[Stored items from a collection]
════════════════

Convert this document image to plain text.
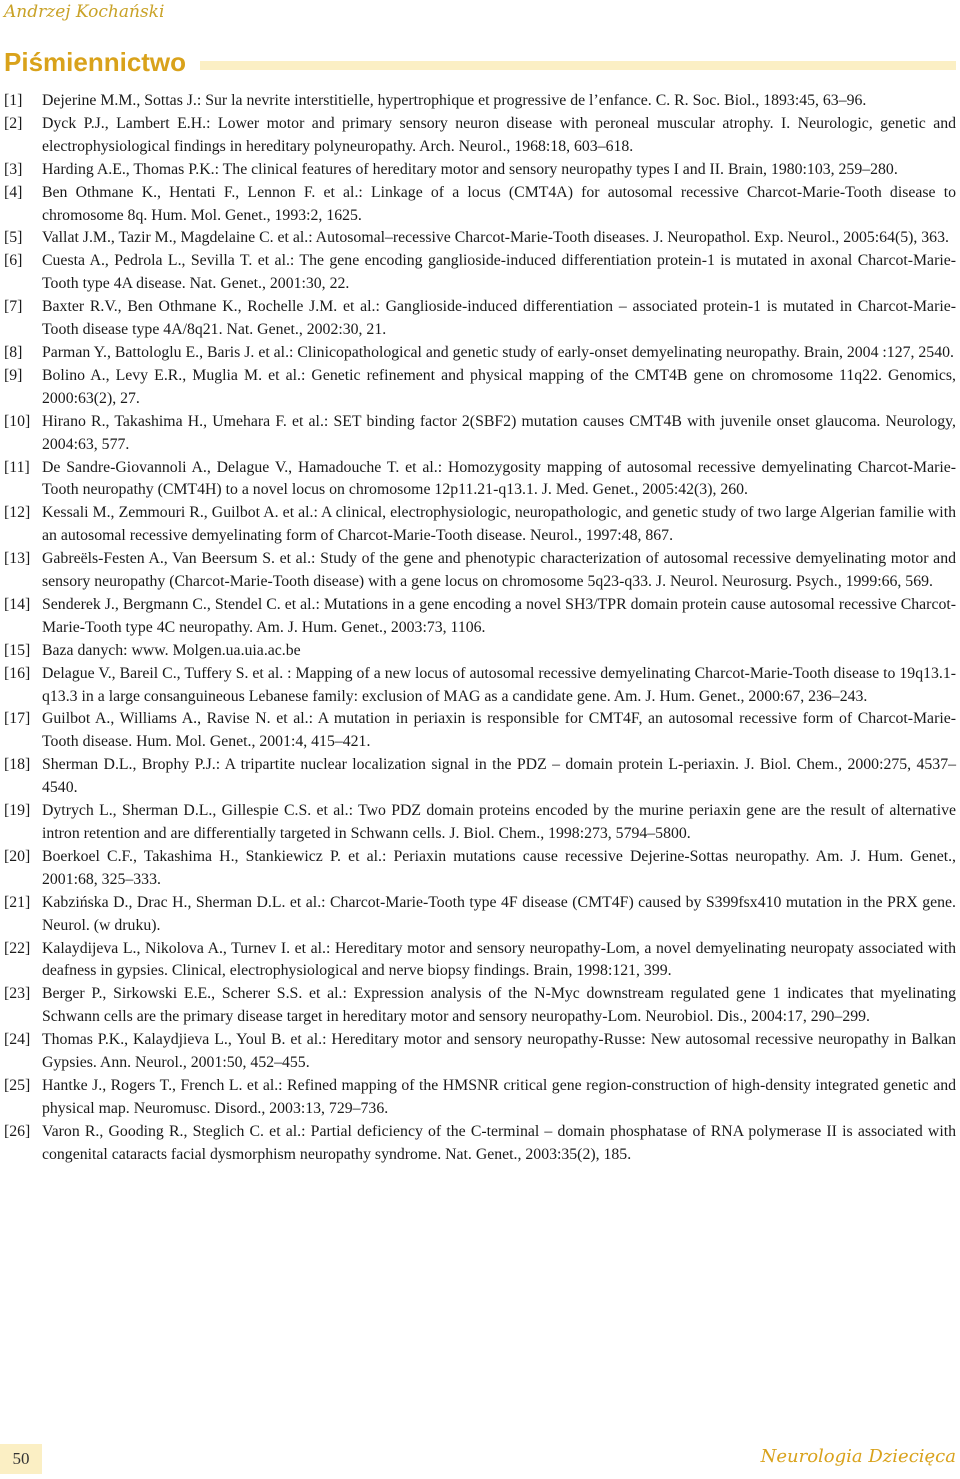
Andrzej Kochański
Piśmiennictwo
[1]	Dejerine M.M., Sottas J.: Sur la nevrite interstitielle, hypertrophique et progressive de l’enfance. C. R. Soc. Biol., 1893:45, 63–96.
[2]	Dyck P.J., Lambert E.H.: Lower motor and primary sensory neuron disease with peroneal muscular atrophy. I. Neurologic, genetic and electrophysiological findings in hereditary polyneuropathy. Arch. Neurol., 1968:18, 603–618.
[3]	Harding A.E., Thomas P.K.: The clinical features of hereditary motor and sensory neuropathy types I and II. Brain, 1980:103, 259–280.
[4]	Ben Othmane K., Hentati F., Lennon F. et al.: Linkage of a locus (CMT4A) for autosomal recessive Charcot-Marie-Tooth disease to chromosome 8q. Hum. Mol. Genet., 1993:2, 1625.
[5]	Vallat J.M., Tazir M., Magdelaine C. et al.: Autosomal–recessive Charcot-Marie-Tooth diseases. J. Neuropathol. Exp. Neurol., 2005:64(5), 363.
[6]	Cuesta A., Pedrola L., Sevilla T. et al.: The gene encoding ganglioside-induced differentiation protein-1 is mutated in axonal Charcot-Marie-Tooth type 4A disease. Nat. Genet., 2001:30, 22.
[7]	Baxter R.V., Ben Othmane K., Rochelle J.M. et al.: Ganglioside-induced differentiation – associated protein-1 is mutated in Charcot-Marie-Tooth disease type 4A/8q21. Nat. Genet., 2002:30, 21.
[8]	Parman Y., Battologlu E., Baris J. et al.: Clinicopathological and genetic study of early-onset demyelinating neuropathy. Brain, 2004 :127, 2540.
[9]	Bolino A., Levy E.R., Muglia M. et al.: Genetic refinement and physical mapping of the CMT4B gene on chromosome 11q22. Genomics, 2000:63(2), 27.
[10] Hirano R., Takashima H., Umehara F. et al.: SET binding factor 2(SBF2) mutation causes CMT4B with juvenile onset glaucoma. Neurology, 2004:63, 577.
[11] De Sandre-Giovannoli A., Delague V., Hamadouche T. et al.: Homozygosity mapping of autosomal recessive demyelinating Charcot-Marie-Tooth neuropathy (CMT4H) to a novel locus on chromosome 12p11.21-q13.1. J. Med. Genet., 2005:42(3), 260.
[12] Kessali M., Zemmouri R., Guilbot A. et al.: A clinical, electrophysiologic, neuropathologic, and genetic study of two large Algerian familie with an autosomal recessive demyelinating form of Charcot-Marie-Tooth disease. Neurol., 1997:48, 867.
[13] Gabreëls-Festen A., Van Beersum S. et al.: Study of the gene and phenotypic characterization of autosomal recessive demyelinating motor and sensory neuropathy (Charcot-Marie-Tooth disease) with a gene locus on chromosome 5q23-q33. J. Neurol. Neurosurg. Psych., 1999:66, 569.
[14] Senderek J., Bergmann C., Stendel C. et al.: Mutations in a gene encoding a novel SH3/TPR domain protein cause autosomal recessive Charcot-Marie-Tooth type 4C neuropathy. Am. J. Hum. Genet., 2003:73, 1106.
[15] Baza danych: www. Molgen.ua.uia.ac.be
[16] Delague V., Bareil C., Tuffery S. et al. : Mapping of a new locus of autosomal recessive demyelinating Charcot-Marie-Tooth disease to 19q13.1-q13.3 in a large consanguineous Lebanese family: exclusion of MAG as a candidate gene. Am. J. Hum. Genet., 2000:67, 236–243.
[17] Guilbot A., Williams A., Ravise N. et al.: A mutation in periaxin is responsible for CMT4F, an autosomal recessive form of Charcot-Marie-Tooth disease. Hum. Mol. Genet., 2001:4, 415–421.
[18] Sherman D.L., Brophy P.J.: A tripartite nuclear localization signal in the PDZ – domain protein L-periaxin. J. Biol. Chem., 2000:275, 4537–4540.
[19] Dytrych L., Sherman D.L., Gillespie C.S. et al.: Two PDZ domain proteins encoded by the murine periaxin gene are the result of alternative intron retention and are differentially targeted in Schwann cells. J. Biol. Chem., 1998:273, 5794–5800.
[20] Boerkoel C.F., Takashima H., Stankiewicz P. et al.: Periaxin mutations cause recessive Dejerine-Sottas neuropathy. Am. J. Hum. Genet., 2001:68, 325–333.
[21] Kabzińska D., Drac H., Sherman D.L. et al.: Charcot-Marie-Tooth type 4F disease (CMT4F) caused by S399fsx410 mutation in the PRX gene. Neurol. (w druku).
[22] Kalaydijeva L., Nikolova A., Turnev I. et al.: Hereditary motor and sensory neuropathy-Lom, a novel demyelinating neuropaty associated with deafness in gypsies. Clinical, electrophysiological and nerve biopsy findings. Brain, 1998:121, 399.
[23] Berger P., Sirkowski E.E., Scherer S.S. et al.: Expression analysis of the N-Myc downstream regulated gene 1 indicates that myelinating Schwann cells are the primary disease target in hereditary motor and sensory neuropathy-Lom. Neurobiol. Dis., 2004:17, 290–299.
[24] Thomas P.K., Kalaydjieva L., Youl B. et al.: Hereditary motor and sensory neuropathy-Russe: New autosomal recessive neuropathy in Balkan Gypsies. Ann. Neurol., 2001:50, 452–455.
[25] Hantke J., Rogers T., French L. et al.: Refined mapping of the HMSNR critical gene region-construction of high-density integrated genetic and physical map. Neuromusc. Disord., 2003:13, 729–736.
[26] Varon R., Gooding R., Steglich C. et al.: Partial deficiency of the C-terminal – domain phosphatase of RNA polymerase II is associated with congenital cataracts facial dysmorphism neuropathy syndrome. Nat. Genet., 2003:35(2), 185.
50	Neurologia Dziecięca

════════════════

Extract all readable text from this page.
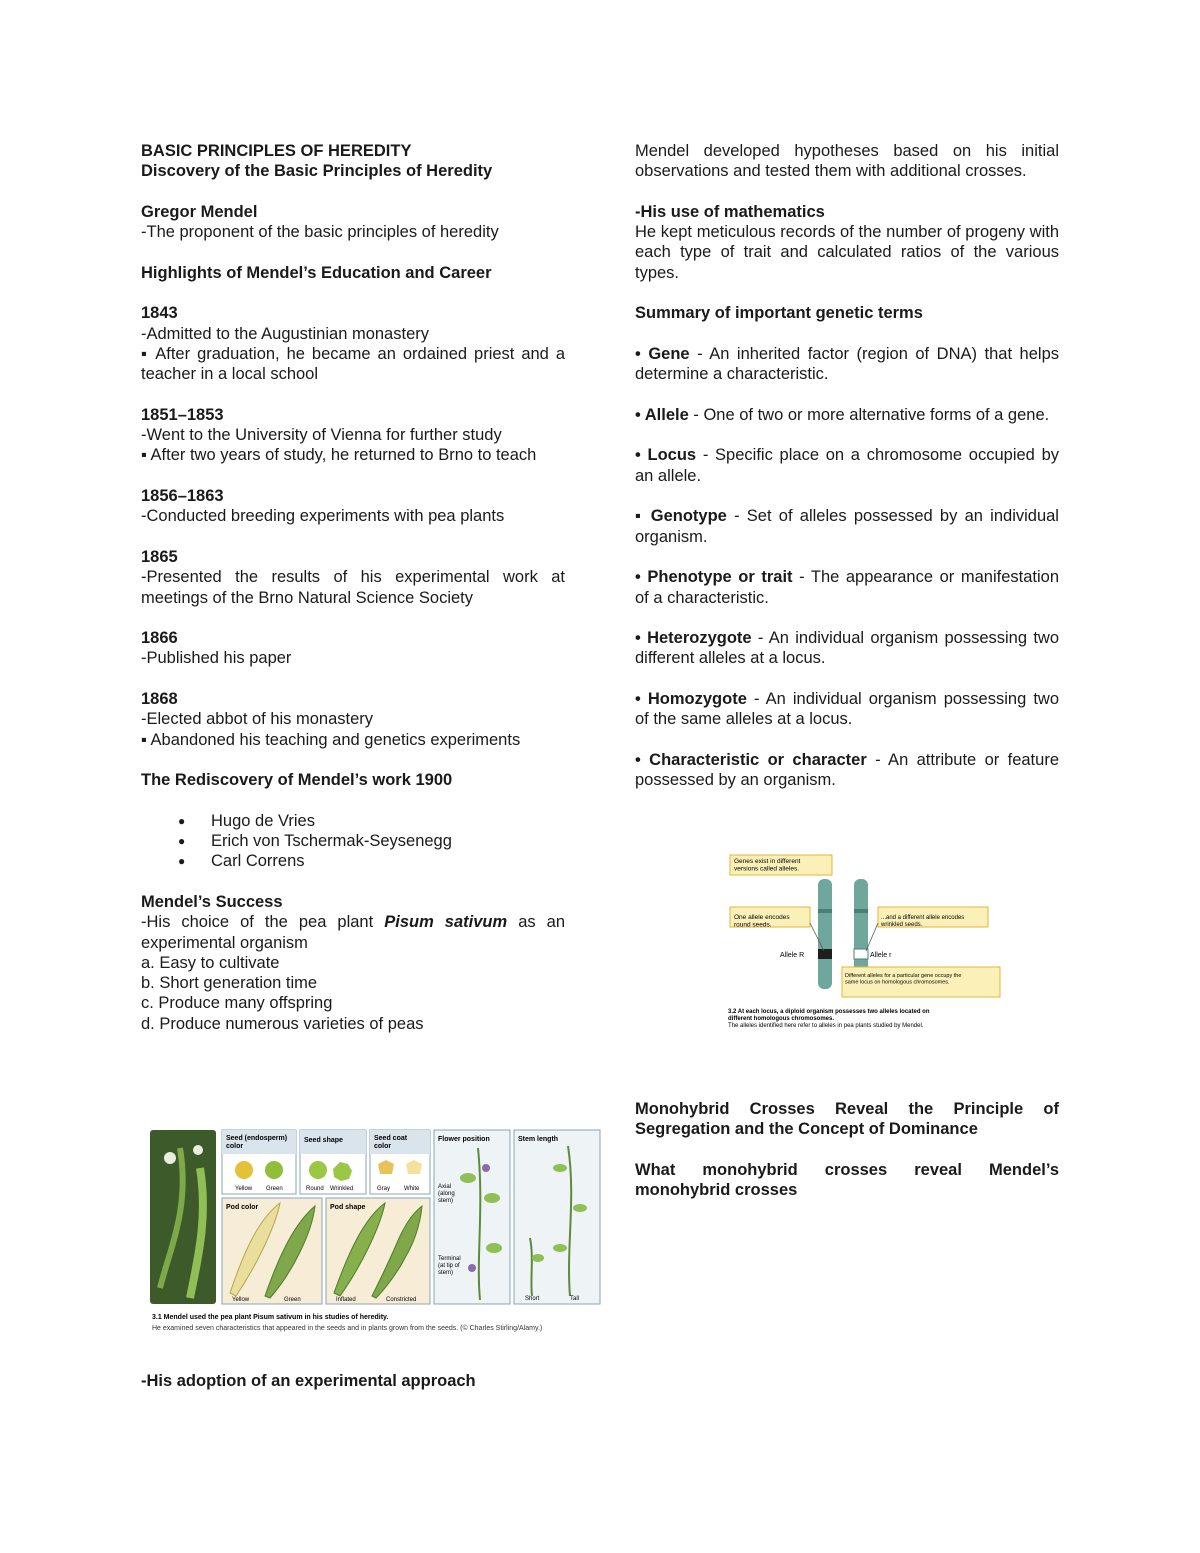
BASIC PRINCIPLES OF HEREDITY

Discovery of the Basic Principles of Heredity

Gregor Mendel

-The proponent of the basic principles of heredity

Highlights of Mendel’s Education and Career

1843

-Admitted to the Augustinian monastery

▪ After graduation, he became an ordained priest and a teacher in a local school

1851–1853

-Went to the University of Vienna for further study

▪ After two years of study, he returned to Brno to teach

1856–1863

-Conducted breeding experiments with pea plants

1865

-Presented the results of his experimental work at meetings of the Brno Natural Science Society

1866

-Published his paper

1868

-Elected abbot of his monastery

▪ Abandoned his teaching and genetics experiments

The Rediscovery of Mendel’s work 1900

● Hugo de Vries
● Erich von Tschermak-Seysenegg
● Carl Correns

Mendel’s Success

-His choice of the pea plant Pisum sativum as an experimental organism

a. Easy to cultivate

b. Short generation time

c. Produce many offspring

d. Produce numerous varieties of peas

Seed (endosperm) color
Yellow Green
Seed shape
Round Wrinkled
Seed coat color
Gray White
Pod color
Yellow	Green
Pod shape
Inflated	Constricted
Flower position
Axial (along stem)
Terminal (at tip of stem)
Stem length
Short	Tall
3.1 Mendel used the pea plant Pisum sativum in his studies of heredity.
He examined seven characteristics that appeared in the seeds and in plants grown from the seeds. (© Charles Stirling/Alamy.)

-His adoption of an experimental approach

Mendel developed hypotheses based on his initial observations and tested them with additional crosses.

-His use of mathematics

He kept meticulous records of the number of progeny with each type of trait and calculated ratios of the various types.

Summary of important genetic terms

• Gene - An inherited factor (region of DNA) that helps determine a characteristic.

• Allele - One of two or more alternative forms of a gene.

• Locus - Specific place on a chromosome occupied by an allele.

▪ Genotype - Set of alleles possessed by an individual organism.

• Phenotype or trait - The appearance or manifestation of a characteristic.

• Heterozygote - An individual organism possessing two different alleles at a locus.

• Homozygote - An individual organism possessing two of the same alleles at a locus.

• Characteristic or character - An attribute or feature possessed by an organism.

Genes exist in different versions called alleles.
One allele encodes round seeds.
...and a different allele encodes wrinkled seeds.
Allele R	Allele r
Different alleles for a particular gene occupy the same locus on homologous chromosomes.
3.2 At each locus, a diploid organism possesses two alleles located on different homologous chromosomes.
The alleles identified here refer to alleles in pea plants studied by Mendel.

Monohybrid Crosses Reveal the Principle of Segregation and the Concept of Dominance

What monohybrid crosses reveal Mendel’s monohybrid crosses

════════════════

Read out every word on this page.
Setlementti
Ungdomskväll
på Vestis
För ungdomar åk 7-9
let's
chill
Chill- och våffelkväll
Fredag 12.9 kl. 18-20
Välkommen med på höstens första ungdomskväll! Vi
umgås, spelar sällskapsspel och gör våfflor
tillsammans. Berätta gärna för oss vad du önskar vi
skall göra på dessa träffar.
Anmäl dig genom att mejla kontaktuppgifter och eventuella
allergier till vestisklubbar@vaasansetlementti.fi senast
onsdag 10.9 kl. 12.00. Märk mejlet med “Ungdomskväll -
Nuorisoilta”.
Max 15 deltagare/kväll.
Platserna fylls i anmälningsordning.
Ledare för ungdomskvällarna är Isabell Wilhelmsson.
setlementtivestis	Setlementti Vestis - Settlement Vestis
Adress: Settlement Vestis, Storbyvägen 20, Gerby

════════════════

→ ASSIGNMENT: The lines in the records above that include the word "Delague" must be copied out.

→ YOUR RESPONSE:
[11] De Sandre-Giovannoli A., Delague V., Hamadouche T. et al.: Homozygosity mapping of autosomal recessive demyelinating Charcot-Marie-Tooth neuropathy (CMT4H) to a novel locus on chromosome 12p11.21-q13.1. J. Med. Genet., 2005:42(3), 260.
[16] Delague V., Bareil C., Tuffery S. et al. : Mapping of a new locus of autosomal recessive demyelinating Charcot-Marie-Tooth disease to 19q13.1-q13.3 in a large consanguineous Lebanese family: exclusion of MAG as a candidate gene. Am. J. Hum. Genet., 2000:67, 236–243.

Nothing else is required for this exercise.